## Work to complete
In the records below, find each line containing the word "Résistance" and copy it.

## Items
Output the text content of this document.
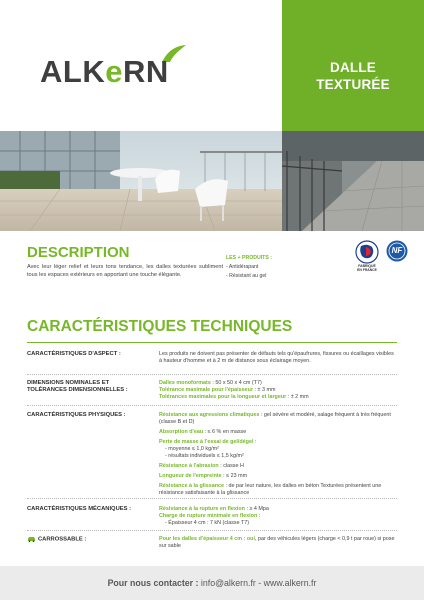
ALKeRN	DALLE
TEXTURÉE
DESCRIPTION
Avec leur léger relief et leurs tons tendance, les dalles texturées subliment tous les espaces extérieurs en apportant une touche élégante.
LES + PRODUITS :
- Antidérapant
- Résistant au gel
FABRIQUÉ
EN FRANCE
NF
CARACTÉRISTIQUES TECHNIQUES
CARACTÉRISTIQUES D'ASPECT :	Les produits ne doivent pas présenter de défauts tels qu'épaufrures, fissures ou écaillages visibles à hauteur d'homme et à 2 m de distance sous éclairage moyen.
DIMENSIONS NOMINALES ET
TOLÉRANCES DIMENSIONNELLES :
Dalles monoformats : 50 x 50 x 4 cm (T7)
Tolérance maximale pour l'épaisseur : ± 3 mm
Tolérances maximales pour la longueur et largeur : ± 2 mm
CARACTÉRISTIQUES PHYSIQUES :	Résistance aux agressions climatiques : gel sévère et modéré, salage fréquent à très fréquent (classe B et D)
Absorption d'eau : ≤ 6 % en masse
Perte de masse à l'essai de gel/dégel :
- moyenne ≤ 1,0 kg/m²
- résultats individuels ≤ 1,5 kg/m²
Résistance à l'abrasion : classe H
Longueur de l'empreinte : ≤ 23 mm
Résistance à la glissance : de par leur nature, les dalles en béton Texturées présentent une résistance satisfaisante à la glissance
CARACTÉRISTIQUES MÉCANIQUES :	Résistance à la rupture en flexion : ≥ 4 Mpa
Charge de rupture minimale en flexion :
- Épaisseur 4 cm : 7 kN (classe T7)
CARROSSABLE :	Pour les dalles d'épaisseur 4 cm : oui, par des véhicules légers (charge < 0,9 t par roue) si pose sur sable
Pour nous contacter : info@alkern.fr - www.alkern.fr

## Exercise answer
CARACTÉRISTIQUES PHYSIQUES :	Résistance aux agressions climatiques : gel sévère et modéré, salage fréquent à très fréquent (classe B et D)
Résistance à l'abrasion : classe H
Résistance à la glissance : de par leur nature, les dalles en béton Texturées présentent une résistance satisfaisante à la glissance
CARACTÉRISTIQUES MÉCANIQUES :	Résistance à la rupture en flexion : ≥ 4 Mpa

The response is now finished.